## The request
Exactly as given, repeat all of the entries.

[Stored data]
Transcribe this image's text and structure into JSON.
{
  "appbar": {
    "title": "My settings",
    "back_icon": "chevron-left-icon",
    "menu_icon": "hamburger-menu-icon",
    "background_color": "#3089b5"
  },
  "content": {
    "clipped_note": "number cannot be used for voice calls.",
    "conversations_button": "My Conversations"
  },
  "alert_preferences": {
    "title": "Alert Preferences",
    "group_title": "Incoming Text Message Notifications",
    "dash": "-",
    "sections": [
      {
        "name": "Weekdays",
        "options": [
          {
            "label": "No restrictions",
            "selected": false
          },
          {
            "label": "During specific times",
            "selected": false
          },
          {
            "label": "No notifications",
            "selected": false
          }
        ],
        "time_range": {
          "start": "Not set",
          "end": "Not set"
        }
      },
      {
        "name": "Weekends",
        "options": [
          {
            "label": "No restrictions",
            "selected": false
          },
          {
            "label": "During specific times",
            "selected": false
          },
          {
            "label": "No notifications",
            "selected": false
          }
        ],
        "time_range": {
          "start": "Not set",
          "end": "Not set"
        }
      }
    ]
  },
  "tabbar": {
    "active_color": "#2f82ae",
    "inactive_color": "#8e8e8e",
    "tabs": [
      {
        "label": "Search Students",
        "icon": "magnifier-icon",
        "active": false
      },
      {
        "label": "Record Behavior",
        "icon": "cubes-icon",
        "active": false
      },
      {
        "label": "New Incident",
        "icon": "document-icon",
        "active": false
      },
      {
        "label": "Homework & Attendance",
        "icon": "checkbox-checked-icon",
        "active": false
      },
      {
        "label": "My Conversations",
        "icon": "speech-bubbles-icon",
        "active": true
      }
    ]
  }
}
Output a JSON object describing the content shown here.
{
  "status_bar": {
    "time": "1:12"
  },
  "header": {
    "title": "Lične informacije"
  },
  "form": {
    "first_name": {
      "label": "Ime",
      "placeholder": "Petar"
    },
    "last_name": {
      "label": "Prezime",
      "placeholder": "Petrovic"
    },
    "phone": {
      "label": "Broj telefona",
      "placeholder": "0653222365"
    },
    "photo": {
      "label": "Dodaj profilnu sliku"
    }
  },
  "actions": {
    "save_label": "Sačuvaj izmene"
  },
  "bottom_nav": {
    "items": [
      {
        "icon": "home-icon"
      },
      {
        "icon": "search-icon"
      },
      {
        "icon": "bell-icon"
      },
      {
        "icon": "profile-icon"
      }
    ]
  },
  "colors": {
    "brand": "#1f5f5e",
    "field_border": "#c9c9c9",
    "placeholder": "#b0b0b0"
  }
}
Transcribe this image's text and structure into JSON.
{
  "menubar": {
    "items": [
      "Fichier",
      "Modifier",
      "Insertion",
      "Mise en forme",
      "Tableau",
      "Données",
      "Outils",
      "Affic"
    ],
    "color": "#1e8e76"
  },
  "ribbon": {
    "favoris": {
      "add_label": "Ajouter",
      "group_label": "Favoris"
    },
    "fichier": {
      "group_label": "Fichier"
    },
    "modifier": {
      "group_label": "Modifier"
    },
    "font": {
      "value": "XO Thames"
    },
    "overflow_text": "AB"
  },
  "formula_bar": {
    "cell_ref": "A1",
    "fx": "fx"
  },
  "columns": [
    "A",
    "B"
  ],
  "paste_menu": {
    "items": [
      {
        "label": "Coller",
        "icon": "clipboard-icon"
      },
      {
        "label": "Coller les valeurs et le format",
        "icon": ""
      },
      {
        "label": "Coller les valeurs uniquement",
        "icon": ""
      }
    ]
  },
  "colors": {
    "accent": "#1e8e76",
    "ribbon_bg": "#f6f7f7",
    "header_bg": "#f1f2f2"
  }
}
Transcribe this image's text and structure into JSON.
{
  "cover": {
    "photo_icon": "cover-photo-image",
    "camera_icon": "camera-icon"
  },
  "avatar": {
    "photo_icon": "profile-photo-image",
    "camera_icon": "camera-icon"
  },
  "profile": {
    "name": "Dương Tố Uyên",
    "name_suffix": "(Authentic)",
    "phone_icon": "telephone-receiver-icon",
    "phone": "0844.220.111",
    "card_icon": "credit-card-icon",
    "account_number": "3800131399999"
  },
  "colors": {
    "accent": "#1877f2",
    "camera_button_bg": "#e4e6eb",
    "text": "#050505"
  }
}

## Result
Transcribe this image's text and structure into JSON.
{
  "appbar": {
    "title": "My settings",
    "back_icon": "chevron-left-icon",
    "menu_icon": "hamburger-menu-icon",
    "background_color": "#3089b5"
  },
  "content": {
    "clipped_note": "number cannot be used for voice calls.",
    "conversations_button": "My Conversations"
  },
  "alert_preferences": {
    "title": "Alert Preferences",
    "group_title": "Incoming Text Message Notifications",
    "dash": "-",
    "sections": [
      {
        "name": "Weekdays",
        "options": [
          {
            "label": "No restrictions",
            "selected": false
          },
          {
            "label": "During specific times",
            "selected": false
          },
          {
            "label": "No notifications",
            "selected": false
          }
        ],
        "time_range": {
          "start": "Not set",
          "end": "Not set"
        }
      },
      {
        "name": "Weekends",
        "options": [
          {
            "label": "No restrictions",
            "selected": false
          },
          {
            "label": "During specific times",
            "selected": false
          },
          {
            "label": "No notifications",
            "selected": false
          }
        ],
        "time_range": {
          "start": "Not set",
          "end": "Not set"
        }
      }
    ]
  },
  "tabbar": {
    "active_color": "#2f82ae",
    "inactive_color": "#8e8e8e",
    "tabs": [
      {
        "label": "Search Students",
        "icon": "magnifier-icon",
        "active": false
      },
      {
        "label": "Record Behavior",
        "icon": "cubes-icon",
        "active": false
      },
      {
        "label": "New Incident",
        "icon": "document-icon",
        "active": false
      },
      {
        "label": "Homework & Attendance",
        "icon": "checkbox-checked-icon",
        "active": false
      },
      {
        "label": "My Conversations",
        "icon": "speech-bubbles-icon",
        "active": true
      }
    ]
  }
}
Output a JSON object describing the content shown here.
{
  "status_bar": {
    "time": "1:12"
  },
  "header": {
    "title": "Lične informacije"
  },
  "form": {
    "first_name": {
      "label": "Ime",
      "placeholder": "Petar"
    },
    "last_name": {
      "label": "Prezime",
      "placeholder": "Petrovic"
    },
    "phone": {
      "label": "Broj telefona",
      "placeholder": "0653222365"
    },
    "photo": {
      "label": "Dodaj profilnu sliku"
    }
  },
  "actions": {
    "save_label": "Sačuvaj izmene"
  },
  "bottom_nav": {
    "items": [
      {
        "icon": "home-icon"
      },
      {
        "icon": "search-icon"
      },
      {
        "icon": "bell-icon"
      },
      {
        "icon": "profile-icon"
      }
    ]
  },
  "colors": {
    "brand": "#1f5f5e",
    "field_border": "#c9c9c9",
    "placeholder": "#b0b0b0"
  }
}
Transcribe this image's text and structure into JSON.
{
  "menubar": {
    "items": [
      "Fichier",
      "Modifier",
      "Insertion",
      "Mise en forme",
      "Tableau",
      "Données",
      "Outils",
      "Affic"
    ],
    "color": "#1e8e76"
  },
  "ribbon": {
    "favoris": {
      "add_label": "Ajouter",
      "group_label": "Favoris"
    },
    "fichier": {
      "group_label": "Fichier"
    },
    "modifier": {
      "group_label": "Modifier"
    },
    "font": {
      "value": "XO Thames"
    },
    "overflow_text": "AB"
  },
  "formula_bar": {
    "cell_ref": "A1",
    "fx": "fx"
  },
  "columns": [
    "A",
    "B"
  ],
  "paste_menu": {
    "items": [
      {
        "label": "Coller",
        "icon": "clipboard-icon"
      },
      {
        "label": "Coller les valeurs et le format",
        "icon": ""
      },
      {
        "label": "Coller les valeurs uniquement",
        "icon": ""
      }
    ]
  },
  "colors": {
    "accent": "#1e8e76",
    "ribbon_bg": "#f6f7f7",
    "header_bg": "#f1f2f2"
  }
}
Transcribe this image's text and structure into JSON.
{
  "cover": {
    "photo_icon": "cover-photo-image",
    "camera_icon": "camera-icon"
  },
  "avatar": {
    "photo_icon": "profile-photo-image",
    "camera_icon": "camera-icon"
  },
  "profile": {
    "name": "Dương Tố Uyên",
    "name_suffix": "(Authentic)",
    "phone_icon": "telephone-receiver-icon",
    "phone": "0844.220.111",
    "card_icon": "credit-card-icon",
    "account_number": "3800131399999"
  },
  "colors": {
    "accent": "#1877f2",
    "camera_button_bg": "#e4e6eb",
    "text": "#050505"
  }
}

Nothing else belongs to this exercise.